* **To do**
Swap "left-scale-dash" for "left-scale-minor-tick" in the items from the line with "left-scale-tick <box>64 201 74 204</box>" to the line with "right-meter-segment <box>571 273". Write out only those lines again, leaving everything else in them unchanged.

* **Records supplied**
◇ ◇ ◇ ◇

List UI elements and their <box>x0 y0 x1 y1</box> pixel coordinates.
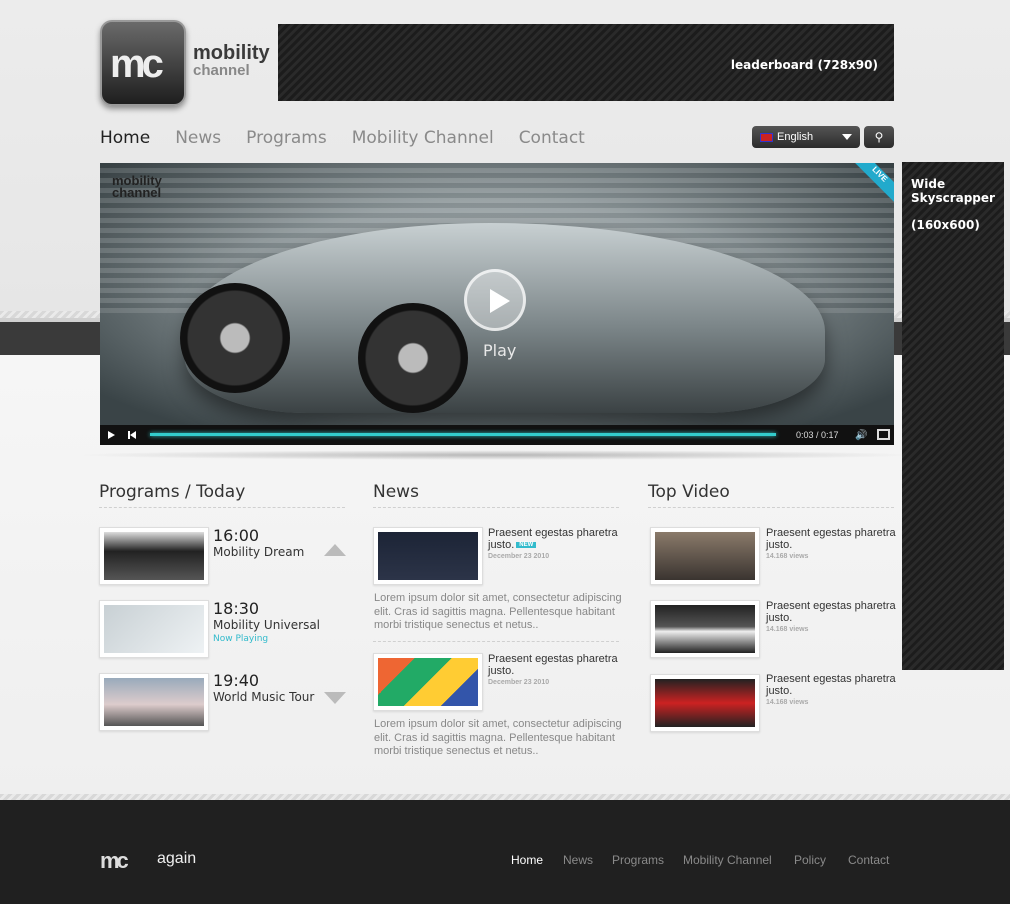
nav-news[interactable]: News <box>175 128 221 148</box>
footer-nav-policy[interactable]: Policy <box>794 853 826 867</box>
main-nav: Home News Programs Mobility Channel Cont… <box>100 128 610 148</box>
video-title[interactable]: Praesent egestas pharetra justo. <box>766 673 901 697</box>
skyscraper-size: (160x600) <box>911 218 980 232</box>
news-excerpt: Lorem ipsum dolor sit amet, consectetur … <box>374 592 622 631</box>
video-thumbnail[interactable] <box>650 674 760 732</box>
program-time: 19:40 <box>213 671 260 690</box>
program-thumbnail[interactable] <box>99 673 209 731</box>
news-headline[interactable]: Praesent egestas pharetra justo. NEW <box>488 527 623 551</box>
skyscraper-line1: Wide <box>911 177 946 191</box>
divider <box>373 641 619 642</box>
uk-flag-icon <box>760 132 773 142</box>
volume-icon[interactable]: 🔊 <box>855 430 867 441</box>
program-thumbnail[interactable] <box>99 527 209 585</box>
video-views: 14.168 views <box>766 699 809 706</box>
program-thumbnail[interactable] <box>99 600 209 658</box>
nav-contact[interactable]: Contact <box>519 128 585 148</box>
nav-mobility-channel[interactable]: Mobility Channel <box>352 128 494 148</box>
language-label: English <box>777 131 814 143</box>
leaderboard-ad[interactable]: leaderboard (728x90) <box>278 24 894 101</box>
program-time: 16:00 <box>213 526 260 545</box>
program-time: 18:30 <box>213 599 260 618</box>
scroll-down-icon[interactable] <box>324 692 346 704</box>
news-headline-text: Praesent egestas pharetra justo. <box>488 527 618 551</box>
divider <box>648 507 894 508</box>
program-name[interactable]: Mobility Universal <box>213 618 320 632</box>
top-video-title: Top Video <box>648 482 730 502</box>
scroll-up-icon[interactable] <box>324 544 346 556</box>
logo-badge: mc <box>100 20 186 106</box>
play-overlay-button[interactable] <box>464 269 526 331</box>
nav-home[interactable]: Home <box>100 128 150 148</box>
search-icon: ⚲ <box>874 130 884 144</box>
programs-title: Programs / Today <box>99 482 246 502</box>
news-headline[interactable]: Praesent egestas pharetra justo. <box>488 653 623 677</box>
video-player[interactable]: mobility channel LIVE Play 0:03 / 0:17 🔊 <box>100 163 894 445</box>
video-title[interactable]: Praesent egestas pharetra justo. <box>766 600 901 624</box>
news-thumbnail[interactable] <box>373 653 483 711</box>
divider <box>99 507 345 508</box>
footer-nav-contact[interactable]: Contact <box>848 853 889 867</box>
nav-programs[interactable]: Programs <box>246 128 327 148</box>
news-title: News <box>373 482 419 502</box>
video-frame: mobility channel LIVE Play <box>100 163 894 425</box>
skyscraper-line2: Skyscrapper <box>911 191 995 205</box>
play-icon[interactable] <box>108 431 115 439</box>
video-title[interactable]: Praesent egestas pharetra justo. <box>766 527 901 551</box>
program-name[interactable]: Mobility Dream <box>213 545 304 559</box>
logo-mark: mc <box>110 42 164 86</box>
video-thumbnail[interactable] <box>650 527 760 585</box>
progress-bar[interactable] <box>150 433 776 436</box>
now-playing-label: Now Playing <box>213 634 269 644</box>
footer-nav-home[interactable]: Home <box>511 853 543 867</box>
play-label: Play <box>483 341 517 360</box>
footer-nav-news[interactable]: News <box>563 853 593 867</box>
watermark-line2: channel <box>112 185 162 200</box>
leaderboard-label: leaderboard (728x90) <box>730 58 878 72</box>
search-button[interactable]: ⚲ <box>864 126 894 148</box>
footer-nav-programs[interactable]: Programs <box>612 853 664 867</box>
player-watermark: mobility channel <box>112 174 162 200</box>
footer-nav-mobility-channel[interactable]: Mobility Channel <box>683 853 772 867</box>
partner-logo[interactable]: again <box>157 850 196 868</box>
video-thumbnail[interactable] <box>650 600 760 658</box>
news-date: December 23 2010 <box>488 679 550 686</box>
video-views: 14.168 views <box>766 626 809 633</box>
footer <box>0 800 1010 904</box>
program-name[interactable]: World Music Tour <box>213 690 314 704</box>
logo-name-line2: channel <box>193 62 250 79</box>
skip-back-icon[interactable] <box>128 431 136 439</box>
fullscreen-icon[interactable] <box>877 429 890 440</box>
site-logo[interactable]: mc mobility channel <box>100 20 280 110</box>
footer-logo[interactable]: mc <box>100 848 129 874</box>
car-wheel <box>180 283 290 393</box>
news-excerpt: Lorem ipsum dolor sit amet, consectetur … <box>374 718 622 757</box>
player-controls: 0:03 / 0:17 🔊 <box>100 425 894 445</box>
player-shadow <box>70 450 924 460</box>
language-select[interactable]: English <box>752 126 860 148</box>
divider <box>373 507 619 508</box>
car-wheel <box>358 303 468 413</box>
time-display: 0:03 / 0:17 <box>796 430 839 440</box>
new-badge: NEW <box>516 542 537 549</box>
news-thumbnail[interactable] <box>373 527 483 585</box>
video-views: 14.168 views <box>766 553 809 560</box>
news-date: December 23 2010 <box>488 553 550 560</box>
chevron-down-icon <box>842 134 852 140</box>
skyscraper-ad[interactable]: Wide Skyscrapper (160x600) <box>902 162 1004 670</box>
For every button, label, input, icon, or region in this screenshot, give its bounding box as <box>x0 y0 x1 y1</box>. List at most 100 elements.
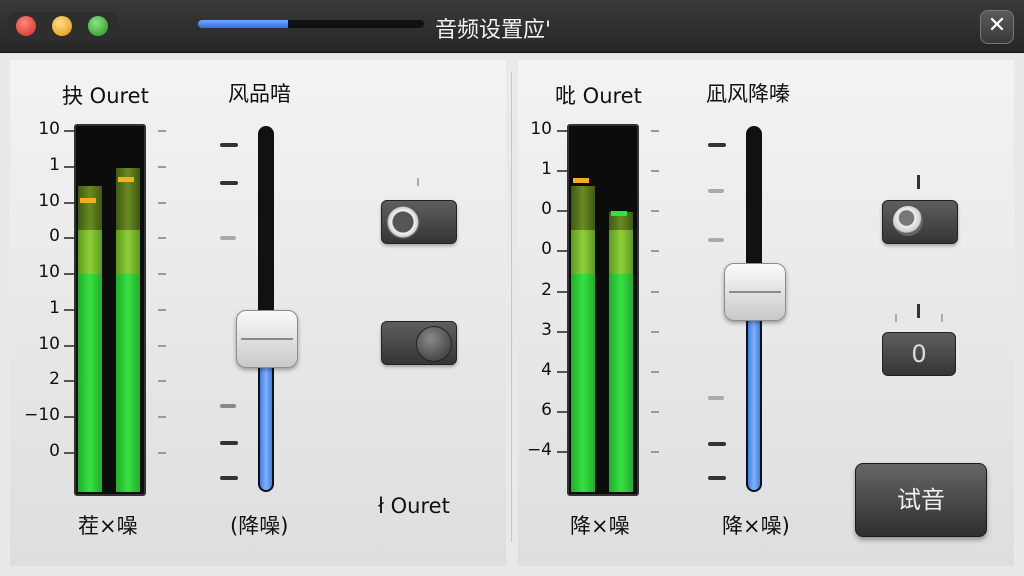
left-scale-tick <box>64 201 74 204</box>
right-scale-tick <box>557 170 567 173</box>
right-scale-tick <box>557 451 567 453</box>
left-scale-label: 10 <box>38 119 60 139</box>
left-scale-label: −10 <box>24 405 60 426</box>
left-fader-tick <box>220 404 236 408</box>
left-fader-tick <box>220 476 238 480</box>
right-scale-tick <box>557 130 567 132</box>
left-peak-indicator-b <box>118 177 134 182</box>
right-scale-tick <box>557 210 567 213</box>
left-scale-tick <box>64 416 74 419</box>
right-scale-label: 10 <box>530 119 552 139</box>
value-marker <box>917 304 920 318</box>
right-meter-segment <box>571 229 595 274</box>
left-scale-label: 2 <box>49 369 60 390</box>
right-scale-dash <box>651 210 659 213</box>
left-scale-label: 1 <box>49 297 60 318</box>
left-scale-tick <box>64 380 74 383</box>
left-scale-label: 10 <box>38 333 60 354</box>
close-button[interactable]: ✕ <box>980 10 1014 44</box>
left-fader-tick <box>220 236 236 240</box>
left-scale-dash <box>158 452 166 454</box>
right-peak-indicator-b <box>611 211 627 216</box>
left-scale-dash <box>158 380 166 383</box>
right-scale-dash <box>651 410 659 413</box>
left-toggle-top[interactable] <box>381 200 457 244</box>
title-progress-fill <box>198 20 289 28</box>
toggle-knob <box>416 326 452 362</box>
left-scale-tick <box>64 237 74 240</box>
left-scale-dash <box>158 308 166 311</box>
right-scale-label: 3 <box>541 319 552 340</box>
left-meter-segment <box>78 229 102 274</box>
left-scale-dash <box>158 344 166 347</box>
knob-marker <box>917 175 920 189</box>
left-meter-channel-b <box>116 168 140 492</box>
right-scale-label: 0 <box>541 239 552 260</box>
right-meter-segment <box>571 273 595 492</box>
right-scale-dash <box>651 370 659 373</box>
left-scale-label: 10 <box>38 190 60 211</box>
right-scale-label: 6 <box>541 399 552 420</box>
left-scale-dash <box>158 201 166 204</box>
spiral-knob-icon <box>893 206 923 236</box>
test-sound-button[interactable]: 试音 <box>855 463 987 537</box>
right-meter-channel-a <box>571 186 595 492</box>
right-scale-label: −4 <box>526 440 552 460</box>
right-scale-dash <box>651 451 659 453</box>
right-scale-dash <box>651 130 659 132</box>
right-meter-segment <box>571 186 595 230</box>
right-scale-tick <box>557 410 567 413</box>
title-bar: 音频设置应' ✕ <box>0 0 1024 53</box>
window-title: 音频设置应' <box>435 18 552 43</box>
close-window-dot[interactable] <box>16 16 36 36</box>
right-fader-caption: 降×噪) <box>722 514 790 538</box>
right-scale-dash <box>651 250 659 253</box>
left-scale-tick <box>64 165 74 168</box>
right-fader-tick <box>708 476 726 480</box>
left-meter-caption: 茬×噪 <box>78 514 138 538</box>
right-toggle-knob[interactable] <box>882 200 958 244</box>
left-scale-dash <box>158 237 166 240</box>
left-scale-dash <box>158 130 166 132</box>
right-scale-label: 1 <box>541 159 552 180</box>
left-scale-label: 0 <box>49 226 60 247</box>
right-fader-knob[interactable] <box>724 262 786 321</box>
minimize-window-dot[interactable] <box>52 16 72 36</box>
panel-divider <box>511 72 512 542</box>
left-peak-indicator-a <box>80 198 96 203</box>
right-scale-dash <box>651 330 659 333</box>
value-marker-small <box>941 314 943 322</box>
value-display[interactable]: 0 <box>882 332 956 376</box>
right-scale-tick <box>557 370 567 373</box>
left-fader-knob[interactable] <box>236 310 298 369</box>
right-meter-channel-b <box>609 212 633 492</box>
left-scale-dash <box>158 165 166 168</box>
right-fader-tick <box>708 442 726 446</box>
right-fader-tick <box>708 396 724 400</box>
right-scale-tick <box>557 330 567 333</box>
left-meter-segment <box>116 273 140 492</box>
zoom-window-dot[interactable] <box>88 16 108 36</box>
left-fader-label: 风品喑 <box>228 82 291 106</box>
value-marker-small <box>895 314 897 322</box>
right-scale-tick <box>557 290 567 293</box>
left-fader-tick <box>220 441 238 445</box>
right-scale-label: 0 <box>541 199 552 220</box>
left-fader-track[interactable] <box>258 126 274 492</box>
left-scale-label: 0 <box>49 441 60 461</box>
left-fader-tick <box>220 143 238 147</box>
left-scale-tick <box>64 344 74 347</box>
right-fader-fill <box>748 292 760 490</box>
audio-settings-window: 音频设置应' ✕ 抉 Ouret 风品喑 10 1 10 0 10 1 10 2 −10 0 茬×… <box>0 0 1024 576</box>
left-meter-segment <box>78 273 102 492</box>
left-meter-segment <box>78 186 102 230</box>
right-meter-label: 吡 Ouret <box>555 84 642 108</box>
left-level-meter <box>74 124 146 496</box>
right-scale-label: 4 <box>541 359 552 380</box>
left-toggle-bottom[interactable] <box>381 321 457 365</box>
left-scale-label: 10 <box>38 262 60 283</box>
left-fader-caption: (降噪) <box>230 514 289 538</box>
left-scale-tick <box>64 130 74 132</box>
right-fader-tick <box>708 238 724 242</box>
right-meter-caption: 降×噪 <box>570 514 630 538</box>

◇ ◇ ◇ ◇

* **Solved problem**
left-scale-tick <box>64 201 74 204</box>
right-scale-tick <box>557 170 567 173</box>
right-scale-tick <box>557 451 567 453</box>
left-scale-label: 10 <box>38 119 60 139</box>
left-scale-label: −10 <box>24 405 60 426</box>
left-fader-tick <box>220 404 236 408</box>
left-fader-tick <box>220 476 238 480</box>
right-scale-tick <box>557 130 567 132</box>
left-peak-indicator-b <box>118 177 134 182</box>
right-scale-tick <box>557 210 567 213</box>
left-scale-tick <box>64 416 74 419</box>
right-scale-label: 10 <box>530 119 552 139</box>
value-marker <box>917 304 920 318</box>
right-meter-segment <box>571 229 595 274</box>
left-scale-label: 2 <box>49 369 60 390</box>
right-scale-dash <box>651 210 659 213</box>
left-scale-label: 1 <box>49 297 60 318</box>
left-scale-tick <box>64 380 74 383</box>
left-scale-label: 10 <box>38 333 60 354</box>
close-button[interactable]: ✕ <box>980 10 1014 44</box>
left-fader-tick <box>220 236 236 240</box>
left-scale-minor-tick <box>158 452 166 454</box>
right-peak-indicator-b <box>611 211 627 216</box>
left-scale-minor-tick <box>158 380 166 383</box>
right-scale-dash <box>651 410 659 413</box>
left-toggle-top[interactable] <box>381 200 457 244</box>
title-progress-fill <box>198 20 289 28</box>
toggle-knob <box>416 326 452 362</box>
left-scale-tick <box>64 237 74 240</box>
left-scale-minor-tick <box>158 308 166 311</box>
right-scale-label: 3 <box>541 319 552 340</box>
left-meter-segment <box>78 229 102 274</box>
left-scale-minor-tick <box>158 344 166 347</box>
knob-marker <box>917 175 920 189</box>
left-meter-channel-b <box>116 168 140 492</box>
right-scale-label: 0 <box>541 239 552 260</box>
right-meter-segment <box>571 273 595 492</box>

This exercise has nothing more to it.